## Data records:
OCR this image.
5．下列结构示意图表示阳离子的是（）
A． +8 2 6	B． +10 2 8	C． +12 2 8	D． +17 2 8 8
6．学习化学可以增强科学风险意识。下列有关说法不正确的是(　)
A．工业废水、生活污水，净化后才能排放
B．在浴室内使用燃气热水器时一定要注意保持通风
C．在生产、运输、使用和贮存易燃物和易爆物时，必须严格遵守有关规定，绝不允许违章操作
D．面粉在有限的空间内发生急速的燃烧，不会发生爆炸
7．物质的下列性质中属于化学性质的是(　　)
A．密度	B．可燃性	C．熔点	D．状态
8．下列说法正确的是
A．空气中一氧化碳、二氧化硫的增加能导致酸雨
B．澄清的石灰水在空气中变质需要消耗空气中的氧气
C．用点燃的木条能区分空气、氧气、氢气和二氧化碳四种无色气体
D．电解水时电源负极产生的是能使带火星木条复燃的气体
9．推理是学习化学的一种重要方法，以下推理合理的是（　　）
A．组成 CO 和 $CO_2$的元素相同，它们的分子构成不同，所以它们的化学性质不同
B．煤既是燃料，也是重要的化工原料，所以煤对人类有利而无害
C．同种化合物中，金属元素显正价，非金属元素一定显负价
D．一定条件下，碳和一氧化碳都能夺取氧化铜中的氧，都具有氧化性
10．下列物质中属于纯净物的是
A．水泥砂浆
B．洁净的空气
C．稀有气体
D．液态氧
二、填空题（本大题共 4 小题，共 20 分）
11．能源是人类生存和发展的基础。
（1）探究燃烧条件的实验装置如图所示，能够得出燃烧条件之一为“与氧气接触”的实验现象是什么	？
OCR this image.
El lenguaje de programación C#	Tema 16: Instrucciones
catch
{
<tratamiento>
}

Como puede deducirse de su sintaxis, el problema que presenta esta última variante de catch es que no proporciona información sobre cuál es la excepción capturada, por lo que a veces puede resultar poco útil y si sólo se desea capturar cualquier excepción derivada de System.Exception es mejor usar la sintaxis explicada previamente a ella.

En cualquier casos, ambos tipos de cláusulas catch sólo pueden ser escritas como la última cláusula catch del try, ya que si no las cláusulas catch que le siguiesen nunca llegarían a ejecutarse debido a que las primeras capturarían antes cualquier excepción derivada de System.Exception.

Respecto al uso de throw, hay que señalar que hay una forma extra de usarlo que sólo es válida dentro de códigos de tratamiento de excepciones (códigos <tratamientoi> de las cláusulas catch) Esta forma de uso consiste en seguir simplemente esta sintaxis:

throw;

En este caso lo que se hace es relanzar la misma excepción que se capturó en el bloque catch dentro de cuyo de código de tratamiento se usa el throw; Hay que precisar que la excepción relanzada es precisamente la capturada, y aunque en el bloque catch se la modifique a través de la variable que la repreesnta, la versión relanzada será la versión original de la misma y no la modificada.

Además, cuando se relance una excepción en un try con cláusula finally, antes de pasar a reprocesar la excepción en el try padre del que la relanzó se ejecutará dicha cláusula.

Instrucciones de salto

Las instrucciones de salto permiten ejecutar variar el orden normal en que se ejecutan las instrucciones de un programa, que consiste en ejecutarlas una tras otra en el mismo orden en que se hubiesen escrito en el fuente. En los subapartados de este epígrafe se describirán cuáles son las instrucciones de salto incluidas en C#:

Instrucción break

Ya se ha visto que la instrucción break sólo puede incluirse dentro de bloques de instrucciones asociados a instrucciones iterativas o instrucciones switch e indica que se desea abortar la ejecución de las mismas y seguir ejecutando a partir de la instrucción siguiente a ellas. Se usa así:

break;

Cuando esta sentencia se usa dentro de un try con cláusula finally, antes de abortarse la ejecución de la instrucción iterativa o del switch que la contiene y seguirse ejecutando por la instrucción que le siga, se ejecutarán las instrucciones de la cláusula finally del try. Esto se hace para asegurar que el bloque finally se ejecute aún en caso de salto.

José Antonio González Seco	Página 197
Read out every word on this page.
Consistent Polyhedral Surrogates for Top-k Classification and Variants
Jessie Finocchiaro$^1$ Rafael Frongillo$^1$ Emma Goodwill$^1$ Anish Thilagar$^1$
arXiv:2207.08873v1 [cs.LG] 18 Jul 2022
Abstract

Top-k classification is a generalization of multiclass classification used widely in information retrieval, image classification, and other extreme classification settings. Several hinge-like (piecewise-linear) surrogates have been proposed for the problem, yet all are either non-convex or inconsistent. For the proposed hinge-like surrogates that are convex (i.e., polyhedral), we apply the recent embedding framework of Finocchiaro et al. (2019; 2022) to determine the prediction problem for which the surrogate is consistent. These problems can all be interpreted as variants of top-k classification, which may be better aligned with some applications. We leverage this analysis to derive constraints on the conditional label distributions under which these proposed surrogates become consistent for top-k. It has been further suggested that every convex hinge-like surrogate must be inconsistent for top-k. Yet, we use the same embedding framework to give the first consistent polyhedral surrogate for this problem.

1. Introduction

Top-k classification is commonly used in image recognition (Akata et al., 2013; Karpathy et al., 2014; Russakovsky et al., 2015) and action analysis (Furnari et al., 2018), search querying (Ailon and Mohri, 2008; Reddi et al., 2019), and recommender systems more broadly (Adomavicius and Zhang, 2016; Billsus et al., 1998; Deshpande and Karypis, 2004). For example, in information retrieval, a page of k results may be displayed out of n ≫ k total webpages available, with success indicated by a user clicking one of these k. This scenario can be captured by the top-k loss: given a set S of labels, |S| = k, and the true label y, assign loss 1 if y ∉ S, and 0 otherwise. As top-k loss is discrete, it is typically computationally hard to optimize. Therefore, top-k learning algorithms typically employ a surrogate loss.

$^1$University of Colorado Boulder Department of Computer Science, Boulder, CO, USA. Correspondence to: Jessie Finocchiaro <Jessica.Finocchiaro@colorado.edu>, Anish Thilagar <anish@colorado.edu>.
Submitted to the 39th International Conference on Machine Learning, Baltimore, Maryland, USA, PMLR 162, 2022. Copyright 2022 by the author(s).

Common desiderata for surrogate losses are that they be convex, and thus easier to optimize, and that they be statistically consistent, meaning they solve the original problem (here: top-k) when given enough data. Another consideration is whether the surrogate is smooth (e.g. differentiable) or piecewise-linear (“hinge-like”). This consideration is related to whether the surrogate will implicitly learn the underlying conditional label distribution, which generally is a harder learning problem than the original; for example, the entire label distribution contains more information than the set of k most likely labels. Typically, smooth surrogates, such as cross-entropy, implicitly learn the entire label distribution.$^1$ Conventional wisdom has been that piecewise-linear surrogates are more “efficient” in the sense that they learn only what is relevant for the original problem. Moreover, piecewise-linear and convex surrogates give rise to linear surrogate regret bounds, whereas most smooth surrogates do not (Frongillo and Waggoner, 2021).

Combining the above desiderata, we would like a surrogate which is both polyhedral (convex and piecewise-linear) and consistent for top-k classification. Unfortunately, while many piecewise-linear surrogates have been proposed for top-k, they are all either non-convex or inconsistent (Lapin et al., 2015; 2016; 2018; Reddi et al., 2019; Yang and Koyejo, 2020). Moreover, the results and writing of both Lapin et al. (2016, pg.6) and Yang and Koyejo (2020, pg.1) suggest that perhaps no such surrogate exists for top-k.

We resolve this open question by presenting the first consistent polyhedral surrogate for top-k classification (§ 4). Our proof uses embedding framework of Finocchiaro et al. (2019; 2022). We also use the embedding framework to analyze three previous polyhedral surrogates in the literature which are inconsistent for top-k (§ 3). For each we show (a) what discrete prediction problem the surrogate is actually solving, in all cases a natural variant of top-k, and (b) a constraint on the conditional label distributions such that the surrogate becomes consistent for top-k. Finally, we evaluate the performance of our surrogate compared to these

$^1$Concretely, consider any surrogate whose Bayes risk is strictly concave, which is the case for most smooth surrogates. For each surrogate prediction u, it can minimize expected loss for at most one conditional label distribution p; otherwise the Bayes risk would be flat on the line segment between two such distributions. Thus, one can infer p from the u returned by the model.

## Work instructions:
Give the number of lines above that hold the word "Anish", and nothing more.

## Solution to the exercise:
2